→ EXCERPTED DATA:
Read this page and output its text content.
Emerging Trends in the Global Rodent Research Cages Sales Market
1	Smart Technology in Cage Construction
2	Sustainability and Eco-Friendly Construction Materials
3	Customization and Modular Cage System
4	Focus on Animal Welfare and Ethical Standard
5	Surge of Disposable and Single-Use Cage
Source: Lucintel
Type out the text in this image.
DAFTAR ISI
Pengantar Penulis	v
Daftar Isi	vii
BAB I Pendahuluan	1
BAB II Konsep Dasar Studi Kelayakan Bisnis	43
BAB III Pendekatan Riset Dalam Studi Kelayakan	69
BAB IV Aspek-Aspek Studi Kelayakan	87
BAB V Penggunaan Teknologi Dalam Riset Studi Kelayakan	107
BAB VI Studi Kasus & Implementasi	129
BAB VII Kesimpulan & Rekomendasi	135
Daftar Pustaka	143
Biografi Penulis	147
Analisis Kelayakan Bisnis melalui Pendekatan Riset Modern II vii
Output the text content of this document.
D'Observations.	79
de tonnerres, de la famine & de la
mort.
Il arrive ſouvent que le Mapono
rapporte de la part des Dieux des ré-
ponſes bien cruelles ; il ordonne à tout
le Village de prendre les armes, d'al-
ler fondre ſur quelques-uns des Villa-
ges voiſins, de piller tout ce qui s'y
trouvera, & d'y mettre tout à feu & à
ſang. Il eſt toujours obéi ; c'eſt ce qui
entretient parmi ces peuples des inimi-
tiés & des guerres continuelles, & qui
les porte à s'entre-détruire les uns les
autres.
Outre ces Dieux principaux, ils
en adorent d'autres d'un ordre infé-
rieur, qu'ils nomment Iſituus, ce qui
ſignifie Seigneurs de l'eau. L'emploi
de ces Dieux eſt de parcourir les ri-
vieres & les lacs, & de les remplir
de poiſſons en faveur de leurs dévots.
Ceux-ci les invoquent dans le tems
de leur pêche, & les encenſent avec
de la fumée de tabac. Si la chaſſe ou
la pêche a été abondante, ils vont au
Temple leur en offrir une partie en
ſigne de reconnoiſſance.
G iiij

→ TASK TO COMPLETE: Please retype, exactly as written, every line from the line containing "Output the text content of this document." through the last line of the records above, including both of those lines, and nothing else.

→ CORRECT RESPONSE:
Output the text content of this document.
D'Observations.	79
de tonnerres, de la famine & de la
mort.
Il arrive ſouvent que le Mapono
rapporte de la part des Dieux des ré-
ponſes bien cruelles ; il ordonne à tout
le Village de prendre les armes, d'al-
ler fondre ſur quelques-uns des Villa-
ges voiſins, de piller tout ce qui s'y
trouvera, & d'y mettre tout à feu & à
ſang. Il eſt toujours obéi ; c'eſt ce qui
entretient parmi ces peuples des inimi-
tiés & des guerres continuelles, & qui
les porte à s'entre-détruire les uns les
autres.
Outre ces Dieux principaux, ils
en adorent d'autres d'un ordre infé-
rieur, qu'ils nomment Iſituus, ce qui
ſignifie Seigneurs de l'eau. L'emploi
de ces Dieux eſt de parcourir les ri-
vieres & les lacs, & de les remplir
de poiſſons en faveur de leurs dévots.
Ceux-ci les invoquent dans le tems
de leur pêche, & les encenſent avec
de la fumée de tabac. Si la chaſſe ou
la pêche a été abondante, ils vont au
Temple leur en offrir une partie en
ſigne de reconnoiſſance.
G iiij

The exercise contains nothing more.